- _WHAT YOU SHOULD DO_:
Exact reproduction is required for all entries.

(begin)

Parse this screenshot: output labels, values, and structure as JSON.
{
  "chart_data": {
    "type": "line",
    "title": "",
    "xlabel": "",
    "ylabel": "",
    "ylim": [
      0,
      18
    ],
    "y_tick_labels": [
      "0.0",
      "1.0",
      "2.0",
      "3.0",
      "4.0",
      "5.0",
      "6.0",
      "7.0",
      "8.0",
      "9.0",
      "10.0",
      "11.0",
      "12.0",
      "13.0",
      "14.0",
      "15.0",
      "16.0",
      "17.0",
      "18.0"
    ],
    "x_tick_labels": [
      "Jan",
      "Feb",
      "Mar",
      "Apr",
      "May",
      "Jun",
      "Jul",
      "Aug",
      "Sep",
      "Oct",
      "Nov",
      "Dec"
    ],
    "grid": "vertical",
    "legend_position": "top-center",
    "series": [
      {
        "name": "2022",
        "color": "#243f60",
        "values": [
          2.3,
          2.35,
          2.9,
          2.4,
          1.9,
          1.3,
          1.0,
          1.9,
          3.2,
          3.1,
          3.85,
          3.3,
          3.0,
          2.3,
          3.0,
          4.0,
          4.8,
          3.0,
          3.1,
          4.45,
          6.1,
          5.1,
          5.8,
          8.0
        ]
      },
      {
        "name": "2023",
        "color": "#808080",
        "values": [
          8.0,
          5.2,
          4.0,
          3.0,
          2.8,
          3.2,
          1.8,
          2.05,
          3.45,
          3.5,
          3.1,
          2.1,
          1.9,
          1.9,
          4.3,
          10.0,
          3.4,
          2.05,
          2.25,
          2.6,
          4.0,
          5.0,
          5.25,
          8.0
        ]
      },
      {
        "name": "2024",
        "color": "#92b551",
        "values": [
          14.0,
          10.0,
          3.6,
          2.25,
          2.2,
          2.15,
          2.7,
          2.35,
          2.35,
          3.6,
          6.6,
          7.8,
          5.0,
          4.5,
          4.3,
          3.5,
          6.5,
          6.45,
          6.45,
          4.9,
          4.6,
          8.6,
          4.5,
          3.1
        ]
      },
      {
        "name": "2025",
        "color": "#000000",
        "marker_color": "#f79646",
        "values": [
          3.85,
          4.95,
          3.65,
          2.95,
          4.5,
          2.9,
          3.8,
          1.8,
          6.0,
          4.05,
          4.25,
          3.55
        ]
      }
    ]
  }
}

(end)

- _RESPONSE TO THE EXERCISE_:
Parse this screenshot: output labels, values, and structure as JSON.
{
  "chart_data": {
    "type": "line",
    "title": "",
    "xlabel": "",
    "ylabel": "",
    "ylim": [
      0,
      18
    ],
    "y_tick_labels": [
      "0.0",
      "1.0",
      "2.0",
      "3.0",
      "4.0",
      "5.0",
      "6.0",
      "7.0",
      "8.0",
      "9.0",
      "10.0",
      "11.0",
      "12.0",
      "13.0",
      "14.0",
      "15.0",
      "16.0",
      "17.0",
      "18.0"
    ],
    "x_tick_labels": [
      "Jan",
      "Feb",
      "Mar",
      "Apr",
      "May",
      "Jun",
      "Jul",
      "Aug",
      "Sep",
      "Oct",
      "Nov",
      "Dec"
    ],
    "grid": "vertical",
    "legend_position": "top-center",
    "series": [
      {
        "name": "2022",
        "color": "#243f60",
        "values": [
          2.3,
          2.35,
          2.9,
          2.4,
          1.9,
          1.3,
          1.0,
          1.9,
          3.2,
          3.1,
          3.85,
          3.3,
          3.0,
          2.3,
          3.0,
          4.0,
          4.8,
          3.0,
          3.1,
          4.45,
          6.1,
          5.1,
          5.8,
          8.0
        ]
      },
      {
        "name": "2023",
        "color": "#808080",
        "values": [
          8.0,
          5.2,
          4.0,
          3.0,
          2.8,
          3.2,
          1.8,
          2.05,
          3.45,
          3.5,
          3.1,
          2.1,
          1.9,
          1.9,
          4.3,
          10.0,
          3.4,
          2.05,
          2.25,
          2.6,
          4.0,
          5.0,
          5.25,
          8.0
        ]
      },
      {
        "name": "2024",
        "color": "#92b551",
        "values": [
          14.0,
          10.0,
          3.6,
          2.25,
          2.2,
          2.15,
          2.7,
          2.35,
          2.35,
          3.6,
          6.6,
          7.8,
          5.0,
          4.5,
          4.3,
          3.5,
          6.5,
          6.45,
          6.45,
          4.9,
          4.6,
          8.6,
          4.5,
          3.1
        ]
      },
      {
        "name": "2025",
        "color": "#000000",
        "marker_color": "#f79646",
        "values": [
          3.85,
          4.95,
          3.65,
          2.95,
          4.5,
          2.9,
          3.8,
          1.8,
          6.0,
          4.05,
          4.25,
          3.55
        ]
      }
    ]
  }
}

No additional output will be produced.